- [YOUR TASKS]:
**A.** How would you say this sentence from the letters to Extra! in Spanish: "Yes, the questions were terrible, but the candidates should not have put up with them."
**B.** Do these statements agree with the letters to Extra!? (i) Peter B. Denison thinks the candidates should not have tolerated the questions. (ii) The high school journalism teacher finds Extra! articles easy to use in class. (iii) Jacqueline Bacon's article was titled "Dubious Debates." Answer yes or no for each, quoting the deciding words.
**C.** Write what follows the letters to Extra!, continuing from where they stop.

- [TEXT]:
╭──

Jacqueline Bacon’s article on the debates (“Dubious Debates,” Extra!, 7-8/08) only further documents my reaction as I watched them. My question, however, is: Why did the candidates meekly put up with those questions? When someone is asked why he still runs when polls show he has very weak support, the answer should have been something like this:
That’s a question only the voters can, and should, answer. They want to know what my positions are. Then they can decide if they want to support me. Ask questions about what I want to do about healthcare, the economy, or the Iraq War. Here are my views on health insurance.
The first candidate who showed enough leadership to answer that way would almost certainly have risen in the polls. Yes, the questions were terrible, but the candidates should not have put up with them.
Peter B. Denison
I am a high school journalism teacher who for years has gotten excited every time I get an issue of Extra!, because each time I see a headline for an article, I just know I will be able to use it in class—only to realize once I finish reading the article that I won’t be able to use it in class because of the way it’s written.
If your purpose in writing your articles is to just catalog the right-wing bias and perpetuation of falsehoods by the corporate media while taking a few, well-chosen shots at conservatism as you preach to the choir, then please continue with your writing style.

╰──

(Data items)

╭──

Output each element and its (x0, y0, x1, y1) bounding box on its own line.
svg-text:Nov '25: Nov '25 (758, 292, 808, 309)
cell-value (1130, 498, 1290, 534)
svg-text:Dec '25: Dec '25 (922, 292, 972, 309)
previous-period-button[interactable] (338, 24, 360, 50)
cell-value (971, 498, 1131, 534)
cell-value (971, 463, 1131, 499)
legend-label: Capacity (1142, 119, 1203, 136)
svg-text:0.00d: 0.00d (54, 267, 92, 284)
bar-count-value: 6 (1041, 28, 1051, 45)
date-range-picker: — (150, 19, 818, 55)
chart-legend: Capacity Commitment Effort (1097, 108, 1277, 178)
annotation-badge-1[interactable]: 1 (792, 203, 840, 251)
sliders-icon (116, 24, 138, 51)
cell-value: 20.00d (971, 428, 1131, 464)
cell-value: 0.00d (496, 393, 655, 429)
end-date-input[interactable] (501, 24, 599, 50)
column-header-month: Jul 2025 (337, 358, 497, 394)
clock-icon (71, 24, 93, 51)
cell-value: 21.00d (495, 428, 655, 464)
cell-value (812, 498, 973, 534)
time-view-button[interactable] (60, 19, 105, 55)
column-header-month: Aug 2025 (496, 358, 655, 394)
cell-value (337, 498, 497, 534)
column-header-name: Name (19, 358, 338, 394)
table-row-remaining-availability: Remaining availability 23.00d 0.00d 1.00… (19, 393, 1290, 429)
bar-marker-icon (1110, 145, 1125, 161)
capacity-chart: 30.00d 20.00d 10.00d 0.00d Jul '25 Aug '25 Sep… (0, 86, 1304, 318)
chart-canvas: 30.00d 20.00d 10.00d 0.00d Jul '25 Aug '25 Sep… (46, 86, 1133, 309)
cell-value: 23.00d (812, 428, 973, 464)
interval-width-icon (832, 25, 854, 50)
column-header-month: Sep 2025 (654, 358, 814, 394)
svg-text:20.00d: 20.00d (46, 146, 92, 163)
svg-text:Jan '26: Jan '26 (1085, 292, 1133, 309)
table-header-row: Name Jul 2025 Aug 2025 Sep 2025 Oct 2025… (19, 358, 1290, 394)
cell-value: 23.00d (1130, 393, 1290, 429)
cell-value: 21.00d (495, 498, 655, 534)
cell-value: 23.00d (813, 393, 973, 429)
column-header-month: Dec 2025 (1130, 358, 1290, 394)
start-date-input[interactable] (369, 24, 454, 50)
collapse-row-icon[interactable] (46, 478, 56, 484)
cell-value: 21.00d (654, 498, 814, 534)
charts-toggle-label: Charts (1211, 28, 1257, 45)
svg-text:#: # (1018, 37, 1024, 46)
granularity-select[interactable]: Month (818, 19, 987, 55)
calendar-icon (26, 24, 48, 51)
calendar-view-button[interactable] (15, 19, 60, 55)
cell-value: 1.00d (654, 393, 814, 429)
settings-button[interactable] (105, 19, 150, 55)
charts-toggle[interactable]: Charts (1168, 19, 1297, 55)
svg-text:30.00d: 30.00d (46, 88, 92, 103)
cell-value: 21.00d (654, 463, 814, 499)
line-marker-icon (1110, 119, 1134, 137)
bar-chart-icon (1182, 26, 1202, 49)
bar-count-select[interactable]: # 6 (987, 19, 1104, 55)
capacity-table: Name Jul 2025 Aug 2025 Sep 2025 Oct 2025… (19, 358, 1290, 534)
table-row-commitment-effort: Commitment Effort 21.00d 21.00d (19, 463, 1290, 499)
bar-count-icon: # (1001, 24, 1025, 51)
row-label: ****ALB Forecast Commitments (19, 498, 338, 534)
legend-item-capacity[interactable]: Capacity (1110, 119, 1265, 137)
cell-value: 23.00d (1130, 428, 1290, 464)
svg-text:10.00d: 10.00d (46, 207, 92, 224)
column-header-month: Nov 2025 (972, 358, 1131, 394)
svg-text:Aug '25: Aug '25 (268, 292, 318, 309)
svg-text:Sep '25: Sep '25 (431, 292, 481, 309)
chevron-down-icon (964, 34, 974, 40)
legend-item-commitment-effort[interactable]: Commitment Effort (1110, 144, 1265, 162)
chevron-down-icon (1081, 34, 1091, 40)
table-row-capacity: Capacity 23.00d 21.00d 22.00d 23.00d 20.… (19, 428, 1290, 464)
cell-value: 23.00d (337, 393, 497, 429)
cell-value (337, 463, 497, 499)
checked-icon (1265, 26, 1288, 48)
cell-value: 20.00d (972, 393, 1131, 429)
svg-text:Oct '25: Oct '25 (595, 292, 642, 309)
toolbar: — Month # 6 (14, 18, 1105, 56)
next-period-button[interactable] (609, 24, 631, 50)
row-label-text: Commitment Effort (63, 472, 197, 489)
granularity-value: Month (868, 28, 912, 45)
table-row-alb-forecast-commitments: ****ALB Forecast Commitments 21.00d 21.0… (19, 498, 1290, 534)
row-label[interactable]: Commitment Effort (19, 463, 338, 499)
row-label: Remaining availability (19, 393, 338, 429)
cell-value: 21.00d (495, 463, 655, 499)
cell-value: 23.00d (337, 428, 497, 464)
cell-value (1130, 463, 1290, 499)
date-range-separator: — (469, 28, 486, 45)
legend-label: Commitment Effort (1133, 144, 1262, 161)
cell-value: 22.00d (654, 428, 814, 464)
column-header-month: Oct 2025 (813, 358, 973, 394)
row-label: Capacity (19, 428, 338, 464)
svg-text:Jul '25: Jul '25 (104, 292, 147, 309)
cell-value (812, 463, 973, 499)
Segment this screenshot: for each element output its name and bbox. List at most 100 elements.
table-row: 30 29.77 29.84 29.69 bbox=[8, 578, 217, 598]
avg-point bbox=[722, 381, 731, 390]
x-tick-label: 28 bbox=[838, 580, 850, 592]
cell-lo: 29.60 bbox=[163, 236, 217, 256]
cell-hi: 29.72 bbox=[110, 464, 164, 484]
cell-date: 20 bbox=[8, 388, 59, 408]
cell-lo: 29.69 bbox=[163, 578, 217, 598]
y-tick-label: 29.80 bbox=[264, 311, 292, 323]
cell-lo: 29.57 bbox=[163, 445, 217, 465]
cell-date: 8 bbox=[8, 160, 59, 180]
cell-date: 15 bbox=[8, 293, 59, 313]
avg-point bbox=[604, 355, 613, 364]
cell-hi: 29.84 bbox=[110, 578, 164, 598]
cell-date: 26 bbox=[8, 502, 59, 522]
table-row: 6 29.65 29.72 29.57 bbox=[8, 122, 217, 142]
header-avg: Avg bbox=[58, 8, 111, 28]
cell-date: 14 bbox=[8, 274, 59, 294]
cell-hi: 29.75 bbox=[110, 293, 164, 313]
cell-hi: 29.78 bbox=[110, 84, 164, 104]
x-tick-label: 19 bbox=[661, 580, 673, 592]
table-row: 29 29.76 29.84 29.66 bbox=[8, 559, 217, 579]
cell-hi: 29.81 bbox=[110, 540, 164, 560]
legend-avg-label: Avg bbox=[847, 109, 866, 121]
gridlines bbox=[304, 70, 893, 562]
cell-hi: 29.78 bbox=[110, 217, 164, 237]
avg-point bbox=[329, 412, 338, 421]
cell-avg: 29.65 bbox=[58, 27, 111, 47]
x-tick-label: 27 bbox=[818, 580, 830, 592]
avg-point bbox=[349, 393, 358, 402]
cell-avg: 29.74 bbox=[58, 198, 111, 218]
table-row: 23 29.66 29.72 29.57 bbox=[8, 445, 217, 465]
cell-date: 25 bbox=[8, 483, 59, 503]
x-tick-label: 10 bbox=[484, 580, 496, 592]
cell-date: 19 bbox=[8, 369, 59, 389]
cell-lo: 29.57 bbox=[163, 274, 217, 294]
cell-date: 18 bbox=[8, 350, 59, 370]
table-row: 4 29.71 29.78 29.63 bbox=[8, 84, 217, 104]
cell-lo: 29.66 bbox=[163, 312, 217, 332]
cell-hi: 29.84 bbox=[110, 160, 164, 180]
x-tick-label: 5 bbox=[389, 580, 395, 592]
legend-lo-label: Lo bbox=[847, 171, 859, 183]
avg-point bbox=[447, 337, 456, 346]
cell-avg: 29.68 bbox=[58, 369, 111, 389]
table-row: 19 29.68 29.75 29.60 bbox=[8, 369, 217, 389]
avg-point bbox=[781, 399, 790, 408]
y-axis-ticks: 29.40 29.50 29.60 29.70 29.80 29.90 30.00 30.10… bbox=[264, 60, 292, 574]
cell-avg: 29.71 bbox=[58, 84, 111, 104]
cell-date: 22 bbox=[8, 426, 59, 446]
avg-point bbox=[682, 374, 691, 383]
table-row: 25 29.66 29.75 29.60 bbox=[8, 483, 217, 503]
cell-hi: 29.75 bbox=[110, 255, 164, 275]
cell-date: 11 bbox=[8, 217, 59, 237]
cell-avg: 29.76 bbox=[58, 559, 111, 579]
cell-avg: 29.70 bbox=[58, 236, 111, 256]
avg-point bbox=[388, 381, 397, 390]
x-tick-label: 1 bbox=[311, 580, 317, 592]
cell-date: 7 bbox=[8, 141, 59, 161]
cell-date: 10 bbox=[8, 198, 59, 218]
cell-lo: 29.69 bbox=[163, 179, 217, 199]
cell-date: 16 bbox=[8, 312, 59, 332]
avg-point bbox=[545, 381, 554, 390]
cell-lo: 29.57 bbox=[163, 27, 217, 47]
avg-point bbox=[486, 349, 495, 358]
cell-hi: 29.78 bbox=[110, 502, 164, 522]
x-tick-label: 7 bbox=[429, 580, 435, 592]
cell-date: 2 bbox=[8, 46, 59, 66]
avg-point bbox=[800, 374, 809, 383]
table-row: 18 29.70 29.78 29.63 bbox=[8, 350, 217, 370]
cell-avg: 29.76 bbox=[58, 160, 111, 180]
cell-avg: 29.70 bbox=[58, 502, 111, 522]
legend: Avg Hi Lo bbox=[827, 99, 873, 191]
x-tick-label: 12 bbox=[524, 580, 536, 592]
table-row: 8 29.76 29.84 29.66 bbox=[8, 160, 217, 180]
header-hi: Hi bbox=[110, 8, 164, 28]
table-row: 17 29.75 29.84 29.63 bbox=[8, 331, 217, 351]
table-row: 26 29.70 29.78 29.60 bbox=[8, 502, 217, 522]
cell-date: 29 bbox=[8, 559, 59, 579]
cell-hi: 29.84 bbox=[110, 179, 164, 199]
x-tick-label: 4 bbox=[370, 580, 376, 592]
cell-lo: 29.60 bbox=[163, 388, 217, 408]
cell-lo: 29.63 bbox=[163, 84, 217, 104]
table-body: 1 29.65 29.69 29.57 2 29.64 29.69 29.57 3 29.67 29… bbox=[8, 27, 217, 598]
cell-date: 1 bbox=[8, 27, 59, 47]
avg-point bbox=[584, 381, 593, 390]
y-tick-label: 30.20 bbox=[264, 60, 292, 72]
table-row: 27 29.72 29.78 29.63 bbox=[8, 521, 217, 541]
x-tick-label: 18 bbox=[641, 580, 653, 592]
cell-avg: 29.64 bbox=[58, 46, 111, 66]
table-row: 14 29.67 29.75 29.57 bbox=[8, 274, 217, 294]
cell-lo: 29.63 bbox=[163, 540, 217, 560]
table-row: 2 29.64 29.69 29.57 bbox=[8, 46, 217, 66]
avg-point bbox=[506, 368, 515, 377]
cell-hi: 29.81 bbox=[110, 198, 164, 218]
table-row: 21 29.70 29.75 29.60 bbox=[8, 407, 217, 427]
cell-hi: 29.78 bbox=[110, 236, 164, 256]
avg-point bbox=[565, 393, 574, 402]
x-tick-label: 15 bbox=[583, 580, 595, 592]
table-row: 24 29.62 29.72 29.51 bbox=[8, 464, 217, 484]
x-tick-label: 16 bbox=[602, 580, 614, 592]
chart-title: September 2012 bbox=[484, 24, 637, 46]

╰──

- [REPLIES]:
**A.** Sí, las preguntas eran terribles, pero los candidatos no deberían haberlas tolerado.

**B.**
(i) Yes: "the candidates should not have put up with them."
(ii) No: "I won’t be able to use it in class because of the way it’s written."
(iii) Yes: "(“Dubious Debates,” Extra!, 7-8/08)"

**C.**
But if you would like your point of view to be understood by those who don’t subscribe to Extra!—people like my students who are the ones who need to learn what you are demonstrating about the corporate media—then you will have to do two things:
1. Take out all explicit shots at conservatives and just let the facts speak for themselves. Your information is so good that no reader can come away without seeing the media’s obvious right-wing bias. But all an article needs is a few unneeded jabs at the right-wing for my right-of-center students to have an excuse to tune out the message because it obviously was written by the “other side.” But those are the kids I want to reach.
2. Please improve the quality of writing. Only media geeks, journalists and academics can slog through most of your articles that read like laundry lists with agendas. There is nothing wrong with using transitions or a nice turn of phrase or providing some scene-setting or background information. It would really help you reach the people you should be reaching, because even my most left-wing students would find your articles dry and boring.
You guys do great work that needs to be done. But you need to finish the job if you want to reach people who don’t already think the way you do and know what you know.
New York, N.Y.
I am a big FAIR fan, have been for nearly 20 years now (for perspective on my comment). This is the first time I have been compelled to write you with my comments.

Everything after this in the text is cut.